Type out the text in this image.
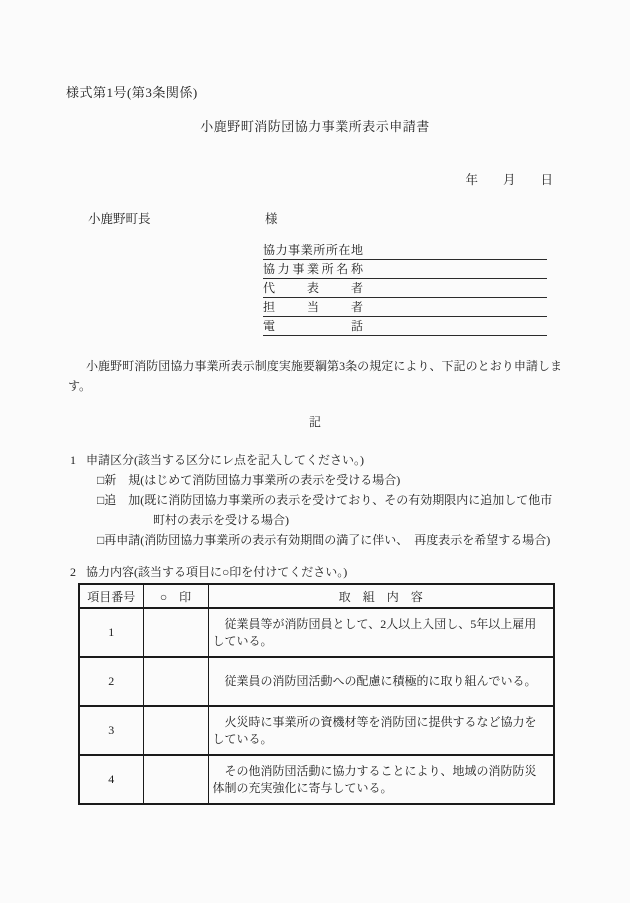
様式第1号(第3条関係)
小鹿野町消防団協力事業所表示申請書
年　　月　　日
小鹿野町長	様
協 力 事 業 所 所 在 地
協 力 事 業 所 名 称
代	表	者
担	当	者
電	話
小鹿野町消防団協力事業所表示制度実施要綱第3条の規定により、下記のとおり申請します。
記
1 申請区分(該当する区分にレ点を記入してください。)
□新　規(はじめて消防団協力事業所の表示を受ける場合)
□追　加(既に消防団協力事業所の表示を受けており、その有効期限内に追加して他市
町村の表示を受ける場合)
□再申請(消防団協力事業所の表示有効期間の満了に伴い、　再度表示を希望する場合)
2 協力内容(該当する項目に○印を付けてください。)
項目番号	○　印	取　組　内　容
1		従業員等が消防団員として、2人以上入団し、5年以上雇用している。
2		従業員の消防団活動への配慮に積極的に取り組んでいる。
3		火災時に事業所の資機材等を消防団に提供するなど協力をしている。
4		その他消防団活動に協力することにより、地域の消防防災体制の充実強化に寄与している。
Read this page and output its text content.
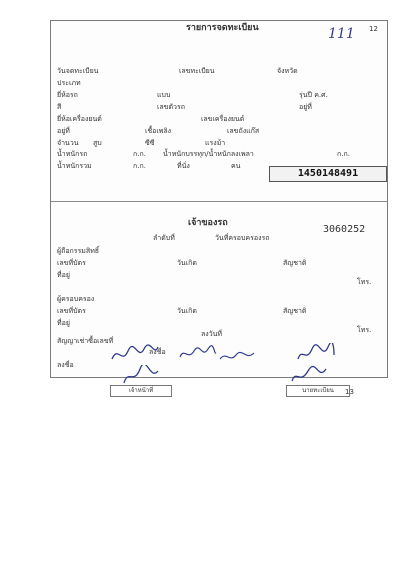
รายการจดทะเบียน	12
วันจดทะเบียน	เลขทะเบียน	จังหวัด
ประเภท
ยี่ห้อรถ	แบบ	รุ่นปี ค.ศ.
สี	เลขตัวรถ	อยู่ที่
ยี่ห้อเครื่องยนต์	เลขเครื่องยนต์
อยู่ที่	เชื้อเพลิง	เลขถังแก๊ส
จำนวน สูบ	ซีซี	แรงม้า
น้ำหนักรถ	ก.ก. น้ำหนักบรรทุก/น้ำหนักลงเพลา	ก.ก.
น้ำหนักรวม	ก.ก.	ที่นั่ง	คน
1450148491
3060252
ลำดับที่	วันที่ครอบครองรถ
เจ้าของรถ
ผู้ถือกรรมสิทธิ์
เลขที่บัตร	วันเกิด	สัญชาติ
ที่อยู่
โทร.
ผู้ครอบครอง
เลขที่บัตร	วันเกิด	สัญชาติ
ที่อยู่
โทร.
สัญญาเช่าซื้อเลขที่
ลงวันที่
ลงชื่อ
ลงชื่อ
13
เจ้าหน้าที่	นายทะเบียน
111
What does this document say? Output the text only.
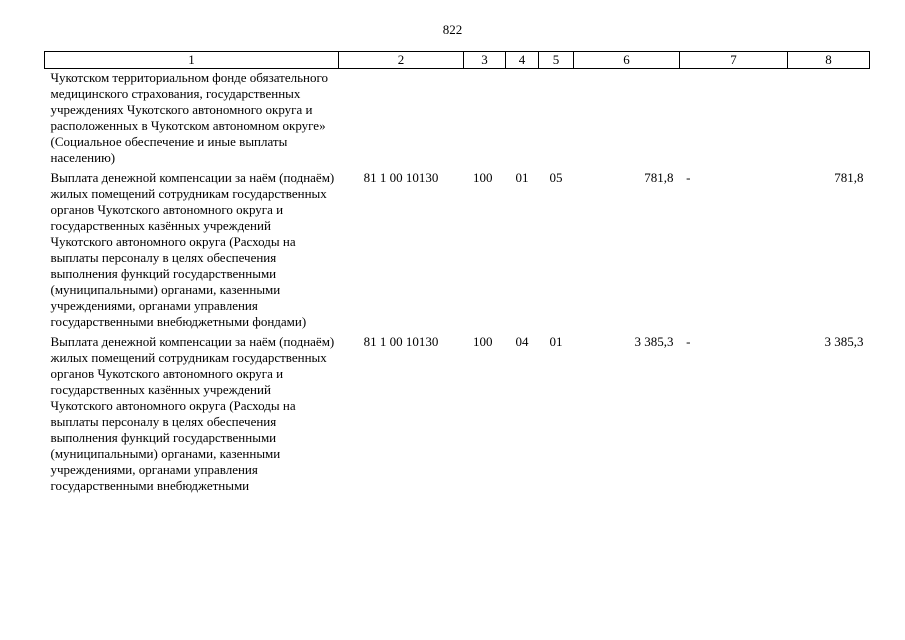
822
1	2	3	4	5	6	7	8
Чукотском территориальном фонде обязательного медицинского страхования, государственных учреждениях Чукотского автономного округа и расположенных в Чукотском автономном округе» (Социальное обеспечение и иные выплаты населению)							
Выплата денежной компенсации за наём (поднаём) жилых помещений сотрудникам государственных органов Чукотского автономного округа и государственных казённых учреждений Чукотского автономного округа (Расходы на выплаты персоналу в целях обеспечения выполнения функций государственными (муниципальными) органами, казенными учреждениями, органами управления государственными внебюджетными фондами)	81 1 00 10130	100	01	05	781,8	-	781,8
Выплата денежной компенсации за наём (поднаём) жилых помещений сотрудникам государственных органов Чукотского автономного округа и государственных казённых учреждений Чукотского автономного округа (Расходы на выплаты персоналу в целях обеспечения выполнения функций государственными (муниципальными) органами, казенными учреждениями, органами управления государственными внебюджетными	81 1 00 10130	100	04	01	3 385,3	-	3 385,3
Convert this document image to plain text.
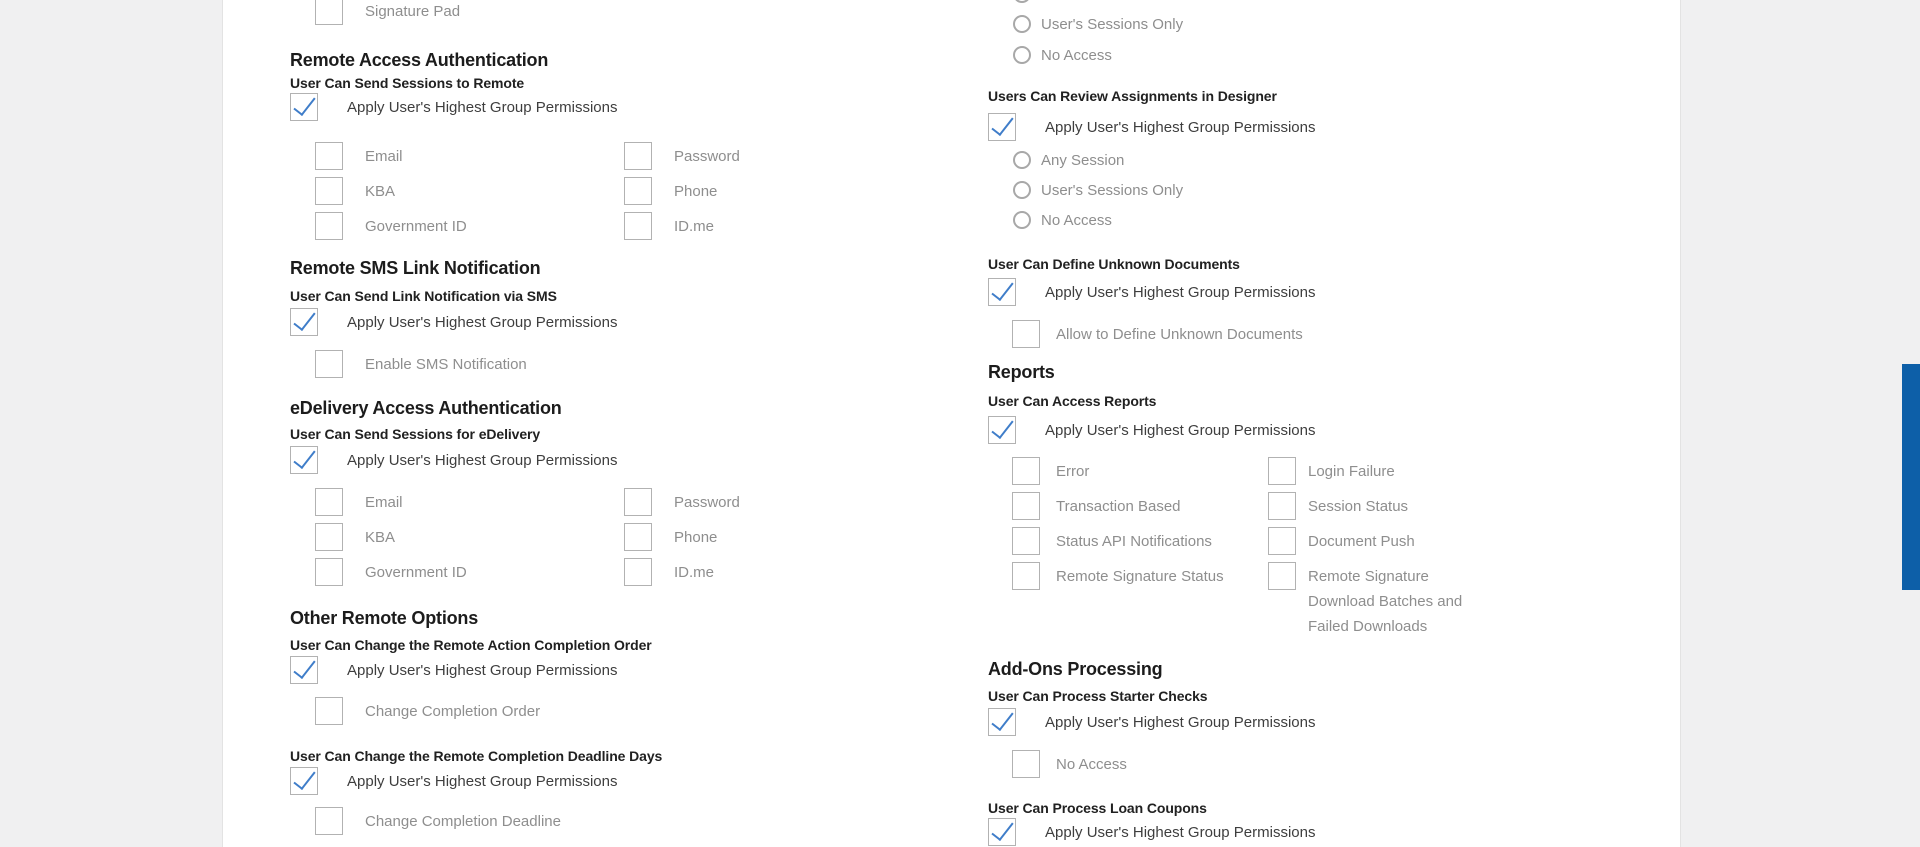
Signature Pad
Remote Access Authentication
User Can Send Sessions to Remote
Apply User's Highest Group Permissions
Email	Password
KBA	Phone
Government ID	ID.me
Remote SMS Link Notification
User Can Send Link Notification via SMS
Apply User's Highest Group Permissions
Enable SMS Notification
eDelivery Access Authentication
User Can Send Sessions for eDelivery
Apply User's Highest Group Permissions
Email	Password
KBA	Phone
Government ID	ID.me
Other Remote Options
User Can Change the Remote Action Completion Order
Apply User's Highest Group Permissions
Change Completion Order
User Can Change the Remote Completion Deadline Days
Apply User's Highest Group Permissions
Change Completion Deadline
User's Sessions Only
No Access
Users Can Review Assignments in Designer
Apply User's Highest Group Permissions
Any Session
User's Sessions Only
No Access
User Can Define Unknown Documents
Apply User's Highest Group Permissions
Allow to Define Unknown Documents
Reports
User Can Access Reports
Apply User's Highest Group Permissions
Error	Login Failure
Transaction Based	Session Status
Status API Notifications	Document Push
Remote Signature Status	Remote Signature Download Batches and Failed Downloads
Add-Ons Processing
User Can Process Starter Checks
Apply User's Highest Group Permissions
No Access
User Can Process Loan Coupons
Apply User's Highest Group Permissions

_SET EXERCISE:_
Pictures stay out; repeat all the rest of the records exactly.

_SOLUTION FOR THIS TASK:_
Type out the text in this image.
様式第1号(第3条関係)
小鹿野町消防団協力事業所表示申請書
年　　月　　日
小鹿野町長	様
協 力 事 業 所 所 在 地
協 力 事 業 所 名 称
代	表	者
担	当	者
電	話
小鹿野町消防団協力事業所表示制度実施要綱第3条の規定により、下記のとおり申請します。
記
1 申請区分(該当する区分にレ点を記入してください。)
□新　規(はじめて消防団協力事業所の表示を受ける場合)
□追　加(既に消防団協力事業所の表示を受けており、その有効期限内に追加して他市
町村の表示を受ける場合)
□再申請(消防団協力事業所の表示有効期間の満了に伴い、　再度表示を希望する場合)
2 協力内容(該当する項目に○印を付けてください。)
項目番号	○　印	取　組　内　容
1		従業員等が消防団員として、2人以上入団し、5年以上雇用している。
2		従業員の消防団活動への配慮に積極的に取り組んでいる。
3		火災時に事業所の資機材等を消防団に提供するなど協力をしている。
4		その他消防団活動に協力することにより、地域の消防防災体制の充実強化に寄与している。
Read this page and output its text content.
รายการจดทะเบียน	12
วันจดทะเบียน	เลขทะเบียน	จังหวัด
ประเภท
ยี่ห้อรถ	แบบ	รุ่นปี ค.ศ.
สี	เลขตัวรถ	อยู่ที่
ยี่ห้อเครื่องยนต์	เลขเครื่องยนต์
อยู่ที่	เชื้อเพลิง	เลขถังแก๊ส
จำนวน สูบ	ซีซี	แรงม้า
น้ำหนักรถ	ก.ก. น้ำหนักบรรทุก/น้ำหนักลงเพลา	ก.ก.
น้ำหนักรวม	ก.ก.	ที่นั่ง	คน
1450148491
3060252
ลำดับที่	วันที่ครอบครองรถ
เจ้าของรถ
ผู้ถือกรรมสิทธิ์
เลขที่บัตร	วันเกิด	สัญชาติ
ที่อยู่
โทร.
ผู้ครอบครอง
เลขที่บัตร	วันเกิด	สัญชาติ
ที่อยู่
โทร.
สัญญาเช่าซื้อเลขที่
ลงวันที่
ลงชื่อ
ลงชื่อ
13
เจ้าหน้าที่	นายทะเบียน
111
What does this document say? Output the text only.
822
1	2	3	4	5	6	7	8
Чукотском территориальном фонде обязательного медицинского страхования, государственных учреждениях Чукотского автономного округа и расположенных в Чукотском автономном округе» (Социальное обеспечение и иные выплаты населению)							
Выплата денежной компенсации за наём (поднаём) жилых помещений сотрудникам государственных органов Чукотского автономного округа и государственных казённых учреждений Чукотского автономного округа (Расходы на выплаты персоналу в целях обеспечения выполнения функций государственными (муниципальными) органами, казенными учреждениями, органами управления государственными внебюджетными фондами)	81 1 00 10130	100	01	05	781,8	-	781,8
Выплата денежной компенсации за наём (поднаём) жилых помещений сотрудникам государственных органов Чукотского автономного округа и государственных казённых учреждений Чукотского автономного округа (Расходы на выплаты персоналу в целях обеспечения выполнения функций государственными (муниципальными) органами, казенными учреждениями, органами управления государственными внебюджетными	81 1 00 10130	100	04	01	3 385,3	-	3 385,3
Convert this document image to plain text.
Signature Pad
Remote Access Authentication
User Can Send Sessions to Remote
Apply User's Highest Group Permissions
Email	Password
KBA	Phone
Government ID	ID.me
Remote SMS Link Notification
User Can Send Link Notification via SMS
Apply User's Highest Group Permissions
Enable SMS Notification
eDelivery Access Authentication
User Can Send Sessions for eDelivery
Apply User's Highest Group Permissions
Email	Password
KBA	Phone
Government ID	ID.me
Other Remote Options
User Can Change the Remote Action Completion Order
Apply User's Highest Group Permissions
Change Completion Order
User Can Change the Remote Completion Deadline Days
Apply User's Highest Group Permissions
Change Completion Deadline
User's Sessions Only
No Access
Users Can Review Assignments in Designer
Apply User's Highest Group Permissions
Any Session
User's Sessions Only
No Access
User Can Define Unknown Documents
Apply User's Highest Group Permissions
Allow to Define Unknown Documents
Reports
User Can Access Reports
Apply User's Highest Group Permissions
Error	Login Failure
Transaction Based	Session Status
Status API Notifications	Document Push
Remote Signature Status	Remote Signature Download Batches and Failed Downloads
Add-Ons Processing
User Can Process Starter Checks
Apply User's Highest Group Permissions
No Access
User Can Process Loan Coupons
Apply User's Highest Group Permissions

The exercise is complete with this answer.